> **What to work on**
From the entries that follow, gather each line holding the word "change".

# Start of Data supplied

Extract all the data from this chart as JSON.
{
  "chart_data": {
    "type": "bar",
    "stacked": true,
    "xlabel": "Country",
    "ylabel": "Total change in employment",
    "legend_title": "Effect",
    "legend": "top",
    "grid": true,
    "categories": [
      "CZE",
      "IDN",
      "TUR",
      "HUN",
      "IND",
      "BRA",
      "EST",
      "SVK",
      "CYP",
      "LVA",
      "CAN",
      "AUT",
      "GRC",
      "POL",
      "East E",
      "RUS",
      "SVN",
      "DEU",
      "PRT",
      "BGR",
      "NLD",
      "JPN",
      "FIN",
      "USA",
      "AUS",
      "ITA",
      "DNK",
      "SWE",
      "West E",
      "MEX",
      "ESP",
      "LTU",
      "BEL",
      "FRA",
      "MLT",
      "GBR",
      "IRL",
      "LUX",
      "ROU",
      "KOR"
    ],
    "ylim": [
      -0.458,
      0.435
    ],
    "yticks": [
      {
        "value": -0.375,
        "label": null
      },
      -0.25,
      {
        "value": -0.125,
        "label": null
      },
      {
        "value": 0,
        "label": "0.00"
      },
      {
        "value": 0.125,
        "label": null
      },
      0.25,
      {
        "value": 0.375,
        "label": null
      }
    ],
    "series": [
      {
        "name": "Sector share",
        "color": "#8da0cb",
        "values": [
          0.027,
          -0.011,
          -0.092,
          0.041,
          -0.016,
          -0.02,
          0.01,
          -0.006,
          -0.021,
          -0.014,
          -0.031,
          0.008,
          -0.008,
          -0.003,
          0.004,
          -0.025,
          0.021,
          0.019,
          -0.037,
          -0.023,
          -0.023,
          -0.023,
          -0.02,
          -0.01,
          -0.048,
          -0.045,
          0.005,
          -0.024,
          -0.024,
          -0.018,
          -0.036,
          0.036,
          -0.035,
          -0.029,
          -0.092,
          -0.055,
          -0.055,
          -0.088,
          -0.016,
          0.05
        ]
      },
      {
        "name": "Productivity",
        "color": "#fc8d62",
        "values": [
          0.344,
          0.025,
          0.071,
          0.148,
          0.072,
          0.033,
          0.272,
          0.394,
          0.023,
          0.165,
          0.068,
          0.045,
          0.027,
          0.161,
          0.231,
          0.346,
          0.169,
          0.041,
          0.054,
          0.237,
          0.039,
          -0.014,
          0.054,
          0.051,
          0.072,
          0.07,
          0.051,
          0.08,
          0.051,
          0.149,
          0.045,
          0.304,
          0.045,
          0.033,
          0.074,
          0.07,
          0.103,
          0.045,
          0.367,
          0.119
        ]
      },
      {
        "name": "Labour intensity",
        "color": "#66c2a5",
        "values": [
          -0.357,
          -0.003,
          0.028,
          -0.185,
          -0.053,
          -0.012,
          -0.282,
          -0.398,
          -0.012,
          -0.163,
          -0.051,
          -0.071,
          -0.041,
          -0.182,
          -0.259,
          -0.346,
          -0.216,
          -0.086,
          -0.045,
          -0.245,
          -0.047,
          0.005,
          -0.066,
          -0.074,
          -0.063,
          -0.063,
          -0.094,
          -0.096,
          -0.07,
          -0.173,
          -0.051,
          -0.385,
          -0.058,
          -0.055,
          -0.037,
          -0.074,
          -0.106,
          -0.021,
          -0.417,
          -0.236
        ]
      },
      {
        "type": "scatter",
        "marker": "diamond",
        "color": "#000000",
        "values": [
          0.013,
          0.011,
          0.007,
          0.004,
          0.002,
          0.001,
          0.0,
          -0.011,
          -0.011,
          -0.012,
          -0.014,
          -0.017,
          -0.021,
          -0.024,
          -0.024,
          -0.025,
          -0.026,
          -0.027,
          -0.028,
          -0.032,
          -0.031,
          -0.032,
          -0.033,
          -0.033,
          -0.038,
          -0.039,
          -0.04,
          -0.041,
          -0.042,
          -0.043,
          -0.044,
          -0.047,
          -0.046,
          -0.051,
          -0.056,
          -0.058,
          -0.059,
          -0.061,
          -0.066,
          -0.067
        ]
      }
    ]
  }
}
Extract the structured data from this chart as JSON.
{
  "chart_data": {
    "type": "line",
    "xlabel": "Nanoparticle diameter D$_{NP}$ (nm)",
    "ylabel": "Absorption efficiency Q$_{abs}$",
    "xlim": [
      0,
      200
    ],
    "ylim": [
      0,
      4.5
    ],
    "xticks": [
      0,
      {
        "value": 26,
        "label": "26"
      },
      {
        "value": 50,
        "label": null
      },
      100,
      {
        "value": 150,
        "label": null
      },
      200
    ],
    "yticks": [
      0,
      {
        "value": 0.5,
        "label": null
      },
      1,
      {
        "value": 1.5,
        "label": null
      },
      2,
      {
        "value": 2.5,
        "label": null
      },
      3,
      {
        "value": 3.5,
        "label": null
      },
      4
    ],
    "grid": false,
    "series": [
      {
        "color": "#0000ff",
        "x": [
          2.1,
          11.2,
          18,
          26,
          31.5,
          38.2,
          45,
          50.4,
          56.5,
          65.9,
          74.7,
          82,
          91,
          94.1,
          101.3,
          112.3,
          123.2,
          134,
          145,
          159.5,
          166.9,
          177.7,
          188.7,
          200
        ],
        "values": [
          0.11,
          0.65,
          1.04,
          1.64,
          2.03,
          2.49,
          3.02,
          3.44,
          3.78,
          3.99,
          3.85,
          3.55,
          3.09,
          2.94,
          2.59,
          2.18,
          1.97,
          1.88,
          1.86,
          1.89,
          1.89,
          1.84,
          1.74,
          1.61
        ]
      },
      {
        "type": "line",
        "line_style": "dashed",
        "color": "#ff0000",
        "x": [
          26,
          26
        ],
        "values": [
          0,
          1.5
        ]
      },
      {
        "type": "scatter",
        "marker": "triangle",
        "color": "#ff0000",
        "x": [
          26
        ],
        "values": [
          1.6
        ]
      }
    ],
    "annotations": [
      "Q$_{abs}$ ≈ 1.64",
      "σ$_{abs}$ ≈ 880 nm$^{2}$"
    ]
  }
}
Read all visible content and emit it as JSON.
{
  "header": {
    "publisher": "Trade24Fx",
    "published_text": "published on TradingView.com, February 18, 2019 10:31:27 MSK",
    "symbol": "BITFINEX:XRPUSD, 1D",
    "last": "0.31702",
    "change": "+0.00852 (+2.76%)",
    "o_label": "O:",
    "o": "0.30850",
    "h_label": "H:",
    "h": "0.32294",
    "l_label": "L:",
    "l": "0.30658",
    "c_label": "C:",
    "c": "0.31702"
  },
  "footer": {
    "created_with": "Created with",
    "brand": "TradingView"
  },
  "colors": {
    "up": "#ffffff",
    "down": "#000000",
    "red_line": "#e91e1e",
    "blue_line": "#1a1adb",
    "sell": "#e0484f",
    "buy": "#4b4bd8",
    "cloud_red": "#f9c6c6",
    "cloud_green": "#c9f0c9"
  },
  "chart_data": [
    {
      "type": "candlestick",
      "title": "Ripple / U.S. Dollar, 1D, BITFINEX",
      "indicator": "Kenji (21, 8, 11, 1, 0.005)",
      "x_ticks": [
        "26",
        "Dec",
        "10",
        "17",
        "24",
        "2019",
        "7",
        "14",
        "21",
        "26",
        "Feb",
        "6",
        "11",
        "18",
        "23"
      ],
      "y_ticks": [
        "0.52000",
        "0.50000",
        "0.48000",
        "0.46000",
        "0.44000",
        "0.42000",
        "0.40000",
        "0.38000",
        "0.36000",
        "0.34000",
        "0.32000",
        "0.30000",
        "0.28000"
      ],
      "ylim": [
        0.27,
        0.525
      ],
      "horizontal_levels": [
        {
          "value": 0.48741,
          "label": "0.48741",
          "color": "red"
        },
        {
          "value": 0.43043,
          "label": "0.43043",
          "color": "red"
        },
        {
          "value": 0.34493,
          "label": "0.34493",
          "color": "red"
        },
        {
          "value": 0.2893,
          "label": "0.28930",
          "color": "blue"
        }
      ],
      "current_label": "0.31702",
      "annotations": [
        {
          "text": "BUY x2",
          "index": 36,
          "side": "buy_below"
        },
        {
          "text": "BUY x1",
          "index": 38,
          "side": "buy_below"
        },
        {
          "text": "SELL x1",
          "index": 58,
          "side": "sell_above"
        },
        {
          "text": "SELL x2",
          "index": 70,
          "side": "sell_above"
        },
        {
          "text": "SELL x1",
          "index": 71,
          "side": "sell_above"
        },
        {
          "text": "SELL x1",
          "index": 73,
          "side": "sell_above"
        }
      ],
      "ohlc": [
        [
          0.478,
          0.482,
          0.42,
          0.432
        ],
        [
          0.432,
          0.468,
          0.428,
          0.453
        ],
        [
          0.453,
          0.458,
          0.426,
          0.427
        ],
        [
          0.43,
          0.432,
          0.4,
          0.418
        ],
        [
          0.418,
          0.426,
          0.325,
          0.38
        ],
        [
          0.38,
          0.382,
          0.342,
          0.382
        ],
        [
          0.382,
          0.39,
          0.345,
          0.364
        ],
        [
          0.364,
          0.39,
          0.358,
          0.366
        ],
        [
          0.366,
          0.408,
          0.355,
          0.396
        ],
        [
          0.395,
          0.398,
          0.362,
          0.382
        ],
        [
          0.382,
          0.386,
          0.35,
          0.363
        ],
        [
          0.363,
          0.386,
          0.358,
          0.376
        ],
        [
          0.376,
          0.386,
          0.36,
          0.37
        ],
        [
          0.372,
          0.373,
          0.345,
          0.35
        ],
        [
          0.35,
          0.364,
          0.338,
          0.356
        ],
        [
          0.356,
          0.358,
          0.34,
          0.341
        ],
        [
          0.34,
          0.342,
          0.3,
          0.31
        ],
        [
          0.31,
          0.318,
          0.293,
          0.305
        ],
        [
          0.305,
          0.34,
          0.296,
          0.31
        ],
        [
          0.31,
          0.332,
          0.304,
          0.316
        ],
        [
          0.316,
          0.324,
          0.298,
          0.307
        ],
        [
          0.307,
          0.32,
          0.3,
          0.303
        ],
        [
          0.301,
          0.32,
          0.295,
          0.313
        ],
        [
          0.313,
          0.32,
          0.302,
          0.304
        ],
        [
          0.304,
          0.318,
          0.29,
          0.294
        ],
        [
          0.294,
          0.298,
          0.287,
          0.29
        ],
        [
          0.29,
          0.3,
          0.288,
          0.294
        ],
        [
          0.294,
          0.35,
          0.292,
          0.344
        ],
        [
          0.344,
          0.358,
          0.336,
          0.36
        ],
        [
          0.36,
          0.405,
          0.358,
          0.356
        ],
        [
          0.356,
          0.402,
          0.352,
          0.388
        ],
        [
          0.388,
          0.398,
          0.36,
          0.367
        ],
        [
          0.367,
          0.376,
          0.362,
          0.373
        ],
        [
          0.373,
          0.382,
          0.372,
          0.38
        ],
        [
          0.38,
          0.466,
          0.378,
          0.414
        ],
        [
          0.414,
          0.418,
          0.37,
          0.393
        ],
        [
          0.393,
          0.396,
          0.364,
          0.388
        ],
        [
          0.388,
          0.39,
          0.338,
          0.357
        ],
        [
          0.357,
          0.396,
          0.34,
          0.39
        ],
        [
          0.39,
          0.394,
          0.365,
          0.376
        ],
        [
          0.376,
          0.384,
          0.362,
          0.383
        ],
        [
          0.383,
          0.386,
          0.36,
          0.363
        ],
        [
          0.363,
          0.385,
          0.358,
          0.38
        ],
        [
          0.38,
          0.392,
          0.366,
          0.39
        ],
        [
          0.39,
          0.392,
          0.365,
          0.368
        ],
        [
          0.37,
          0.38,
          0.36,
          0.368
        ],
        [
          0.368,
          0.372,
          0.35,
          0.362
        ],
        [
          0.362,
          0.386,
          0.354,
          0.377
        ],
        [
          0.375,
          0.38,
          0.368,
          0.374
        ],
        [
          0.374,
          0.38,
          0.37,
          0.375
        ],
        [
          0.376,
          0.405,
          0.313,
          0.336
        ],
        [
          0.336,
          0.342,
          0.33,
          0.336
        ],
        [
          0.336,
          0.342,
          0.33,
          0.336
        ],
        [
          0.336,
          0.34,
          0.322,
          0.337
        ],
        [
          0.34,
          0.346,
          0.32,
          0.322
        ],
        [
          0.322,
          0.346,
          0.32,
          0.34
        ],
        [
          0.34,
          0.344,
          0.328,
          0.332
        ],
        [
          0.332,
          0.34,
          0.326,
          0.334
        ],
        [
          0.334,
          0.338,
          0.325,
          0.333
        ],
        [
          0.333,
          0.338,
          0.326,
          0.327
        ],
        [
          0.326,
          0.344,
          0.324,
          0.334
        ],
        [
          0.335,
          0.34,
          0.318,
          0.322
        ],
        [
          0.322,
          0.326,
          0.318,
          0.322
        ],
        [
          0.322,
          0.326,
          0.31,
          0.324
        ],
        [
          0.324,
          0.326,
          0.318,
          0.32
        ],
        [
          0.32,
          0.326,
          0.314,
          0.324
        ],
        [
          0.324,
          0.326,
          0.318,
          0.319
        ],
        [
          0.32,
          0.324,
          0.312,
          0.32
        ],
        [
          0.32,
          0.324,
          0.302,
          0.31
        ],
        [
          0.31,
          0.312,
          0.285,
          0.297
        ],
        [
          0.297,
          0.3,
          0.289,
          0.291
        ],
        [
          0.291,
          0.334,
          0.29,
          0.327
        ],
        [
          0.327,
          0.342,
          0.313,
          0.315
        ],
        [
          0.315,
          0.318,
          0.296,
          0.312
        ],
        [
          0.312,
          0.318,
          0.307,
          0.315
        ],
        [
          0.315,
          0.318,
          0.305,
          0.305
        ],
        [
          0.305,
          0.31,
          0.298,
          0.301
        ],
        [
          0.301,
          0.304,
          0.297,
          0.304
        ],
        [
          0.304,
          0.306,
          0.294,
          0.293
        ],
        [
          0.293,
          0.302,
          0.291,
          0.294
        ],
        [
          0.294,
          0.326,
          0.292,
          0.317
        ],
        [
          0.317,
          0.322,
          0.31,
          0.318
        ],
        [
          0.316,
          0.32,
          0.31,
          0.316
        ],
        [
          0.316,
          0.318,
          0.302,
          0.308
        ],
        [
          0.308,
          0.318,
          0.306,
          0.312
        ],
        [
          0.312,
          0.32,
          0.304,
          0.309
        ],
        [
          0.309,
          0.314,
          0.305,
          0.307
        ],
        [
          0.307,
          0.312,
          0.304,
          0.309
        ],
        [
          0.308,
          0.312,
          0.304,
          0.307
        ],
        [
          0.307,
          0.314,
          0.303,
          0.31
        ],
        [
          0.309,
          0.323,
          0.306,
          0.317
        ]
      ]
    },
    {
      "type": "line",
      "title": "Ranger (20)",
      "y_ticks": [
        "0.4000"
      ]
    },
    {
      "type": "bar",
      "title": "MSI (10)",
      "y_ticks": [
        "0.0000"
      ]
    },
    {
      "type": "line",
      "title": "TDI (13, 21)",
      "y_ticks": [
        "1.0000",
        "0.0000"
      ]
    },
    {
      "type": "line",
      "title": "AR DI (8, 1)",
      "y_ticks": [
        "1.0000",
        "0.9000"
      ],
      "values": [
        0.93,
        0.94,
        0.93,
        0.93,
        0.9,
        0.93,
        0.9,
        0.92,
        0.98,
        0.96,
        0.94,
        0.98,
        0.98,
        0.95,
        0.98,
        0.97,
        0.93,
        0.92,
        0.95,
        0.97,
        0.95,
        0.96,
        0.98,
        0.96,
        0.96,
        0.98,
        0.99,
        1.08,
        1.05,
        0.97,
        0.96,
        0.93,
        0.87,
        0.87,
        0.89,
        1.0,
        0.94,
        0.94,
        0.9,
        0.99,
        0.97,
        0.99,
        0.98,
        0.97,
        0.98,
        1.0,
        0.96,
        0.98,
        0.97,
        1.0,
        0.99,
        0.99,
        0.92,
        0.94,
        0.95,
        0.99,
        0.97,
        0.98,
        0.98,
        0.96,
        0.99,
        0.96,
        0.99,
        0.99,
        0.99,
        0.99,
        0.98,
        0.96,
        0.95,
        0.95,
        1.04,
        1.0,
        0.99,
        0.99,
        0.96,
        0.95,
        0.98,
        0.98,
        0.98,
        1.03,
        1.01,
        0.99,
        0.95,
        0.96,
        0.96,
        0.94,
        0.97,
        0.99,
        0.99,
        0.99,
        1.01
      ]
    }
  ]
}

# End of Data supplied

> **Answer to the task**
    "ylabel": "Total change in employment",
    "change": "+0.00852 (+2.76%)",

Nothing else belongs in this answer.